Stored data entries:

_____

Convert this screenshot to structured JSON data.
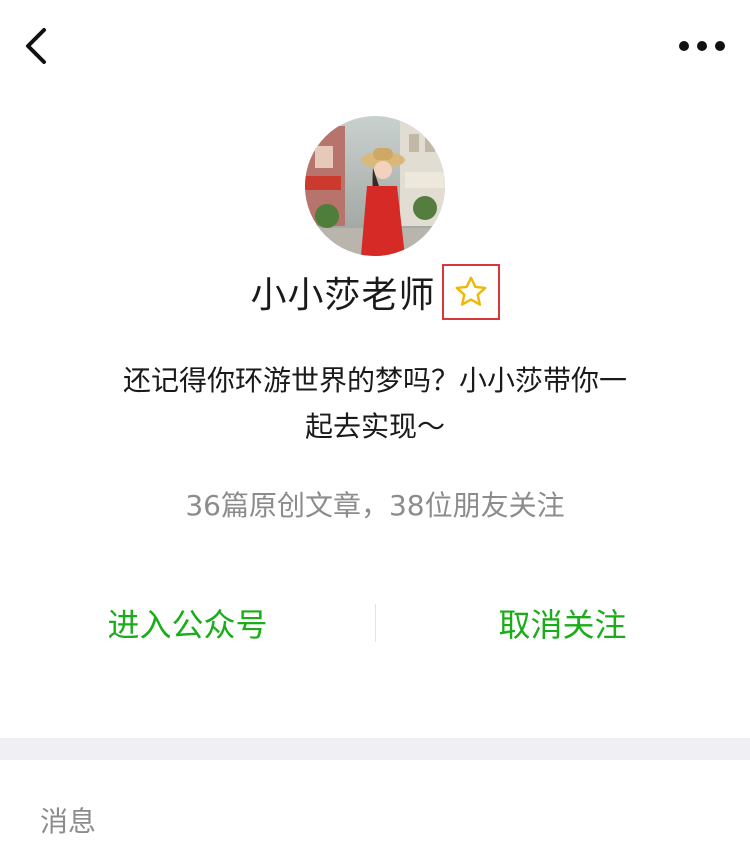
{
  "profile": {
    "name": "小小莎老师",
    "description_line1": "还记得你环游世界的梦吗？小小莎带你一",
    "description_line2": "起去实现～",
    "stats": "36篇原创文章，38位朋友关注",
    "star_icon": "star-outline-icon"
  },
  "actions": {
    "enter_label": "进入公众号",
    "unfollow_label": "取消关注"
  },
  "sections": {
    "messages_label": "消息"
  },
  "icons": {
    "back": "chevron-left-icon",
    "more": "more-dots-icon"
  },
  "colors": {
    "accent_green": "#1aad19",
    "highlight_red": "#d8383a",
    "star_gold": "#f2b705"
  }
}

_____

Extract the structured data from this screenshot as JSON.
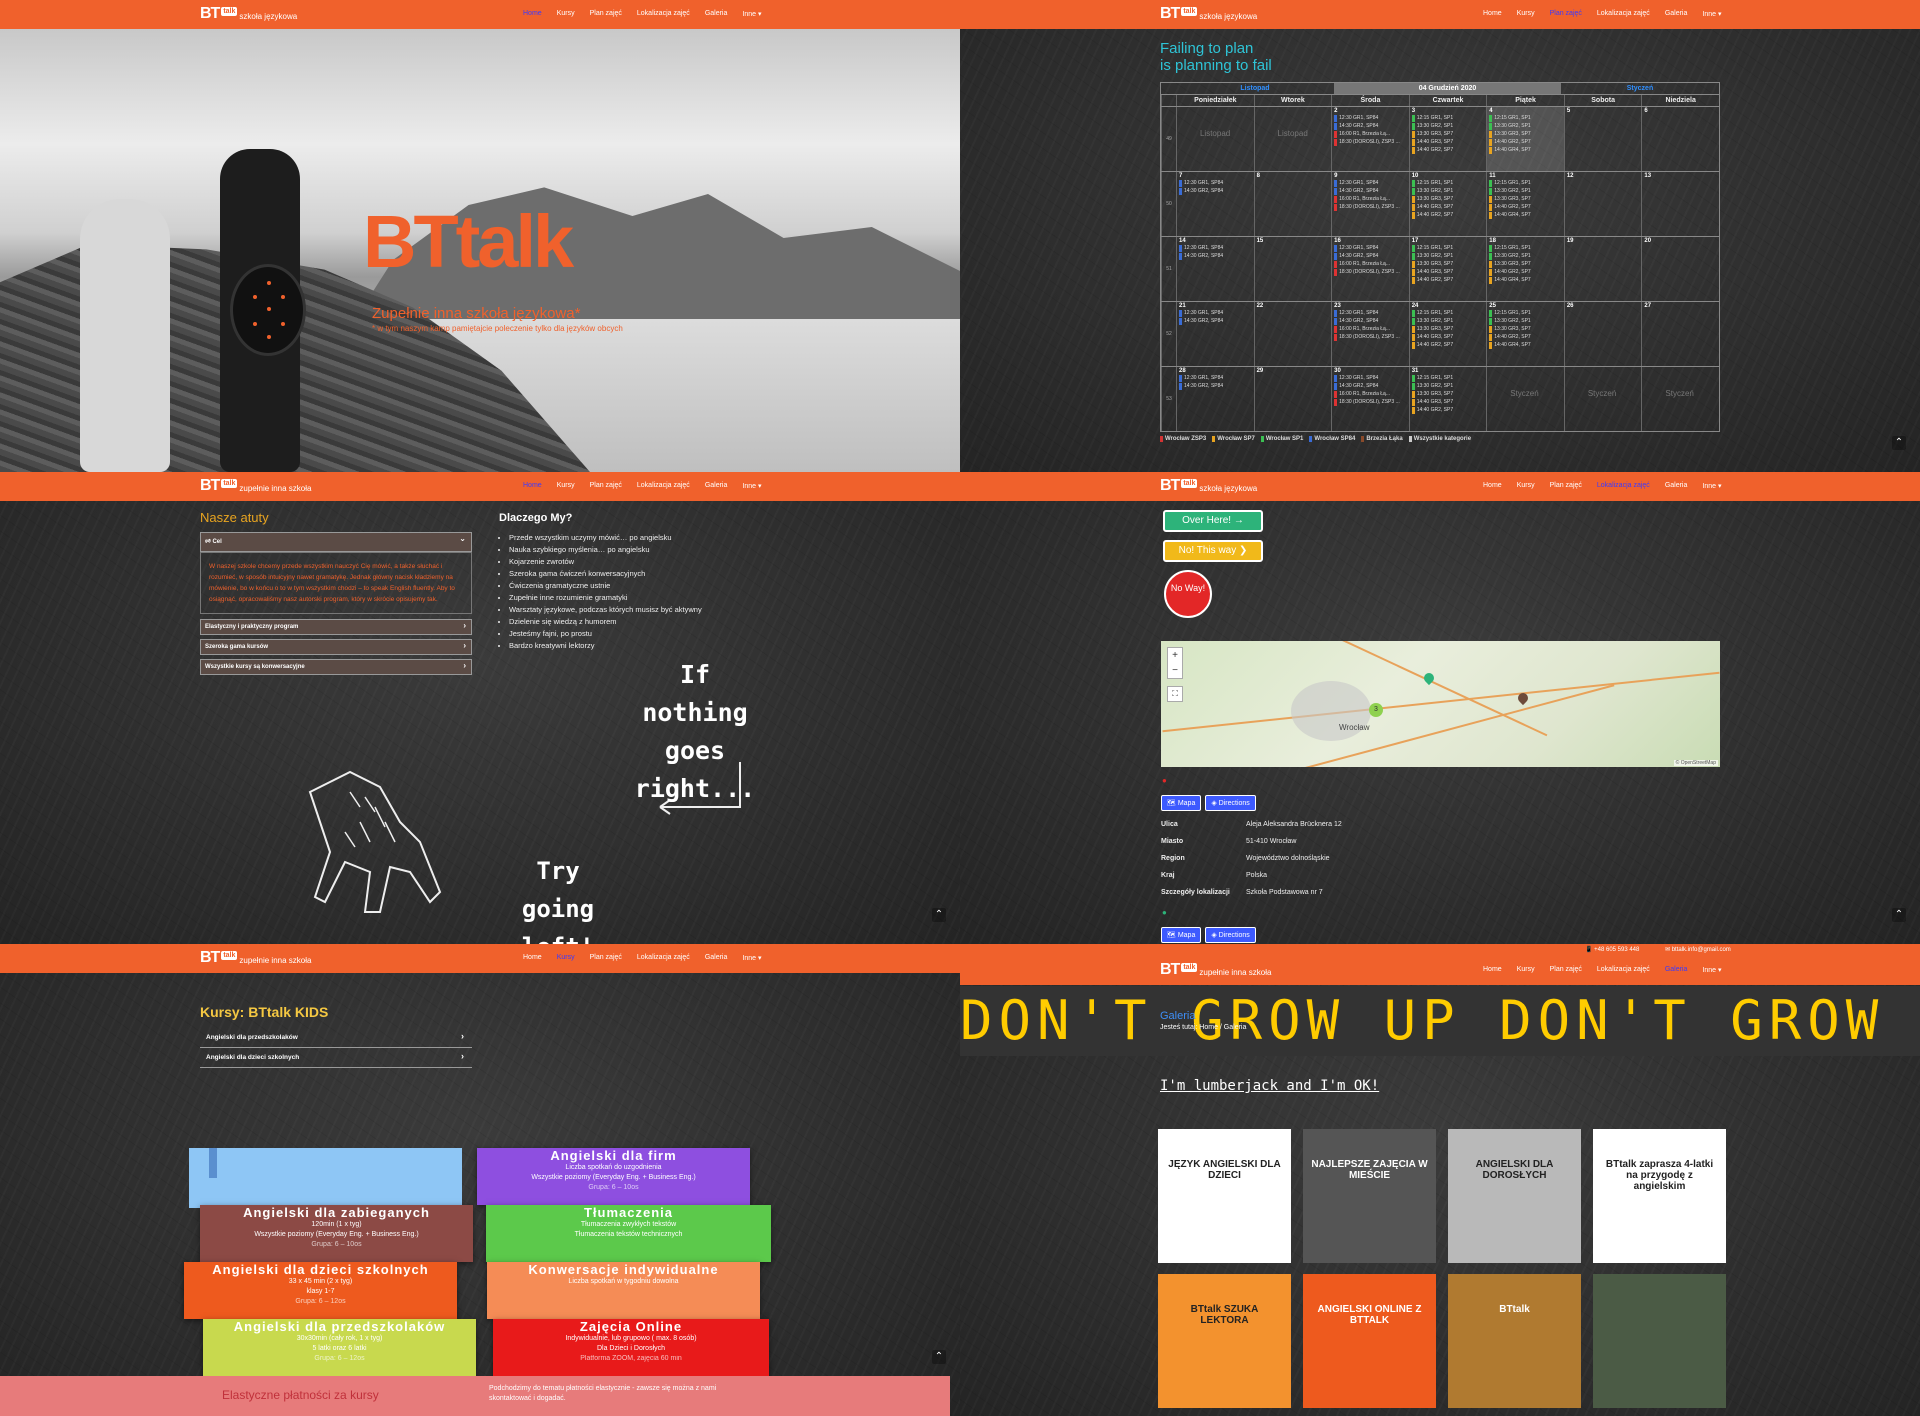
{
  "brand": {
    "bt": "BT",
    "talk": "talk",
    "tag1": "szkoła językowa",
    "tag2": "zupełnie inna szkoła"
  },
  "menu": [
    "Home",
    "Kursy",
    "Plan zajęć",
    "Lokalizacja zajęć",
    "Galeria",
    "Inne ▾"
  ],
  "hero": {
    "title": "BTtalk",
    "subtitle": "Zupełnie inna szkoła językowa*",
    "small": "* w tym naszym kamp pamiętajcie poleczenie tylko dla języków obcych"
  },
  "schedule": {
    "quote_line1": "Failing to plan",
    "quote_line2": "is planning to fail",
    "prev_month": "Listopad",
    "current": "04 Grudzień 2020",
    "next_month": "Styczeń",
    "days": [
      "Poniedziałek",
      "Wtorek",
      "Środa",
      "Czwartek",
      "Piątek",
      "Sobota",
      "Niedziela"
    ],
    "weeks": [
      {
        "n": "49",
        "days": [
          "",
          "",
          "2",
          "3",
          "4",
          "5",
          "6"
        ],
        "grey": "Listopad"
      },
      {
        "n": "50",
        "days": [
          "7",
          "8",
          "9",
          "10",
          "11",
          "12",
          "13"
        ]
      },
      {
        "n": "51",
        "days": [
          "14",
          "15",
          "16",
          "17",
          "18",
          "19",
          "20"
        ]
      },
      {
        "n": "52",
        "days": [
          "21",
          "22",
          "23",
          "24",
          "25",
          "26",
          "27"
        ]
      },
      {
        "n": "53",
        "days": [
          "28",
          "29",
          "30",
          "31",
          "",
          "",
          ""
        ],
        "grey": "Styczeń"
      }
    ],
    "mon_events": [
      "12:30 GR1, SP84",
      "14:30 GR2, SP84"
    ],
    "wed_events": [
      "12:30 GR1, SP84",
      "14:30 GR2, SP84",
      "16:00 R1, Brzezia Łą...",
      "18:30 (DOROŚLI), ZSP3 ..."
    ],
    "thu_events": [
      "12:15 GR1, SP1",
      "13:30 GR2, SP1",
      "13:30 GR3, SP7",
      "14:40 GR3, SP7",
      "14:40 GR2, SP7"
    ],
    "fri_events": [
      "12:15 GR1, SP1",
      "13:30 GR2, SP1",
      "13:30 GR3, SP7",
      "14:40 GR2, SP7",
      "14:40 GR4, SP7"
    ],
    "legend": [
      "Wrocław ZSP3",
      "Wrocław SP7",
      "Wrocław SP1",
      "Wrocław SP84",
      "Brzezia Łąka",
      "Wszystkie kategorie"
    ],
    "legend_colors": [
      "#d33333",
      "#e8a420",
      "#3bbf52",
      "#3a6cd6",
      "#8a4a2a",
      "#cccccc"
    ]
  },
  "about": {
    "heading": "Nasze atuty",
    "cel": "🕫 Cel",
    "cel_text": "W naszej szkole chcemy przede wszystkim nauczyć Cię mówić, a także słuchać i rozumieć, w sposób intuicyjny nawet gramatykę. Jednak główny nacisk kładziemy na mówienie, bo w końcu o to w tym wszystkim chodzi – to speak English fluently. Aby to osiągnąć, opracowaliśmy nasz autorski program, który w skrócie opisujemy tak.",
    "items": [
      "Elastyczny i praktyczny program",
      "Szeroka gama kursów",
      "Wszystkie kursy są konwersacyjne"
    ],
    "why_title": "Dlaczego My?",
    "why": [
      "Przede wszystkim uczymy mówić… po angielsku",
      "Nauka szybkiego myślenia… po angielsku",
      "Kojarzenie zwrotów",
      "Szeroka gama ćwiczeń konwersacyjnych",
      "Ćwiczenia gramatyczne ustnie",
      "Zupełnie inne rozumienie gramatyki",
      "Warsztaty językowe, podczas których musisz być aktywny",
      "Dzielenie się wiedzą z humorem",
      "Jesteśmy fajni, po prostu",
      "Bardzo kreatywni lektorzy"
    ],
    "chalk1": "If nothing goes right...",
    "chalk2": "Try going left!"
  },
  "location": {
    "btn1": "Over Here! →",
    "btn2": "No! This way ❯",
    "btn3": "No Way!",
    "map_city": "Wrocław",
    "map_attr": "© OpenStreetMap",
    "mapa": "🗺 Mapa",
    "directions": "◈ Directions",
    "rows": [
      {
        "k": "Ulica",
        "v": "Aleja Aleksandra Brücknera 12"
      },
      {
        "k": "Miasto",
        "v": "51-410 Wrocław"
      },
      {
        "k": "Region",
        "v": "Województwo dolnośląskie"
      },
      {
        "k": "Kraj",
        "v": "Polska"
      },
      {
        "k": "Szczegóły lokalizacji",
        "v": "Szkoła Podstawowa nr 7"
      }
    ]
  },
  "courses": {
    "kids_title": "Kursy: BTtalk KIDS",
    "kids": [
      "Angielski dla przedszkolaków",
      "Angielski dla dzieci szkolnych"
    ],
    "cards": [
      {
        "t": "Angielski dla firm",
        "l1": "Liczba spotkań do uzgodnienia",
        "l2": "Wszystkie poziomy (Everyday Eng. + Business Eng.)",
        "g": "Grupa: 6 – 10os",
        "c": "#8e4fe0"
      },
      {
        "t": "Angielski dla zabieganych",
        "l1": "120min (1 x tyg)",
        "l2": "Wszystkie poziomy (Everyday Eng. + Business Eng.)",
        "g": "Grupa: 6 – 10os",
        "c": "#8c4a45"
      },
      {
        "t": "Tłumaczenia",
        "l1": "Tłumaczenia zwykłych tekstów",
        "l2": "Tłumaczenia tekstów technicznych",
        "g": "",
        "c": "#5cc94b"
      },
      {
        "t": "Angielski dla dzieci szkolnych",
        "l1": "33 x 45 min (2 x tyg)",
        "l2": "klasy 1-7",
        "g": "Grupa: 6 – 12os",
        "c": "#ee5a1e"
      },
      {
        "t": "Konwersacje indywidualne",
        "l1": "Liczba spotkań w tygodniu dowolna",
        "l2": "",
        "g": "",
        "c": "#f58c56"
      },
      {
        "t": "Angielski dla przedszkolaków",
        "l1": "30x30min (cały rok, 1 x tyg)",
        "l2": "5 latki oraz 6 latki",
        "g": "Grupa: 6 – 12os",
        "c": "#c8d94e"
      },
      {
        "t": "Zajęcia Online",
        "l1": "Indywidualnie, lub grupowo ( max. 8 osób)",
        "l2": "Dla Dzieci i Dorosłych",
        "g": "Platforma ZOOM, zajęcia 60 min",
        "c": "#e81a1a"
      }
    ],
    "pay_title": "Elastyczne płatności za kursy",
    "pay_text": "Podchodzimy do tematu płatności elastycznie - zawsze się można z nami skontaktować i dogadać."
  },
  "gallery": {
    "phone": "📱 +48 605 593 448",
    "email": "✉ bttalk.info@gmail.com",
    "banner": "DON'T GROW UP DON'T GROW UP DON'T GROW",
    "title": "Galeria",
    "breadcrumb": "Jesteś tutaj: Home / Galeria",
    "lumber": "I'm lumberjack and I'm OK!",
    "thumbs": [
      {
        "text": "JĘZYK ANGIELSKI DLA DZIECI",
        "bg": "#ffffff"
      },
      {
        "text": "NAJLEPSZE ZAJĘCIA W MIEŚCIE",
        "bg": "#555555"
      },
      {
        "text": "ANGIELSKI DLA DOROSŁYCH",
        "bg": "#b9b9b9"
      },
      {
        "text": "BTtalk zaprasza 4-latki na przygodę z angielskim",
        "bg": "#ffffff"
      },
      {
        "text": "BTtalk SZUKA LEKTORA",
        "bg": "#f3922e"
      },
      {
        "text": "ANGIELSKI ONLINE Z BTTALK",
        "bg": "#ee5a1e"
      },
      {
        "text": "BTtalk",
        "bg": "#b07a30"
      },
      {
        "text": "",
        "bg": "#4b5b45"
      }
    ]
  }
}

_____

What to work on - Lines containing the word "structured" are to be counted in the listing; state their number alone.

Written response - 2